(Stored data entries)
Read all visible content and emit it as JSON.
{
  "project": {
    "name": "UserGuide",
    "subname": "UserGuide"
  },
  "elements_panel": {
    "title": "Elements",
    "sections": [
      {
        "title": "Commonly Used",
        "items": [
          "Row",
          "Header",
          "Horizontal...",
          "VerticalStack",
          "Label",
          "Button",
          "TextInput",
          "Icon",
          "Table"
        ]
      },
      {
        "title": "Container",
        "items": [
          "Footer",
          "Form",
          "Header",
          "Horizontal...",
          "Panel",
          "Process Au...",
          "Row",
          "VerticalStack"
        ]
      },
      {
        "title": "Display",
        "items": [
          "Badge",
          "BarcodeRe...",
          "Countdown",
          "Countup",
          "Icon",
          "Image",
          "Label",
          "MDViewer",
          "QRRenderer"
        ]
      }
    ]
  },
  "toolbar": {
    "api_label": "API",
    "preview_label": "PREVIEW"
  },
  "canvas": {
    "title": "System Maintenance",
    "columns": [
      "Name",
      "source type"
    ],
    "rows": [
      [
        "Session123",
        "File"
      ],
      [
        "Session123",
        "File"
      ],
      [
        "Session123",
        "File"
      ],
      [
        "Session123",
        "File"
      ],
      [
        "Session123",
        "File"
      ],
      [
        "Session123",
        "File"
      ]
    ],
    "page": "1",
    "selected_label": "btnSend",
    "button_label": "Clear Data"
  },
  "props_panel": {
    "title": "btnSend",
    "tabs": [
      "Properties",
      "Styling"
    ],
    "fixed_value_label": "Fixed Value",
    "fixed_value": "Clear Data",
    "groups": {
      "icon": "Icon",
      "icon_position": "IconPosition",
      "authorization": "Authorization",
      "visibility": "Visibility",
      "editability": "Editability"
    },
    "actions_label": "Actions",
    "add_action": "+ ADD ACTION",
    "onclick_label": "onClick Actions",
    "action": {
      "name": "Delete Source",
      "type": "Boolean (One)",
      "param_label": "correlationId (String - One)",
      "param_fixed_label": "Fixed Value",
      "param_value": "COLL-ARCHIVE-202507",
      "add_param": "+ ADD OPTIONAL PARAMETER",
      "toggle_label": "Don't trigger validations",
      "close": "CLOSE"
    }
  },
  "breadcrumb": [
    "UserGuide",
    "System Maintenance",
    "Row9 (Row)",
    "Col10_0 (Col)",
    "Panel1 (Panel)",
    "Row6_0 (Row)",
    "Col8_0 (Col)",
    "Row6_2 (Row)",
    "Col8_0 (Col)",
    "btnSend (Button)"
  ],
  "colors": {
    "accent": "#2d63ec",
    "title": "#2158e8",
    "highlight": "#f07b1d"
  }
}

TASK GOAL: Extract all lines of the records above that include "btnSend".

ANSWER TO THIS TASK:
    "selected_label": "btnSend",
    "title": "btnSend",
    "btnSend (Button)"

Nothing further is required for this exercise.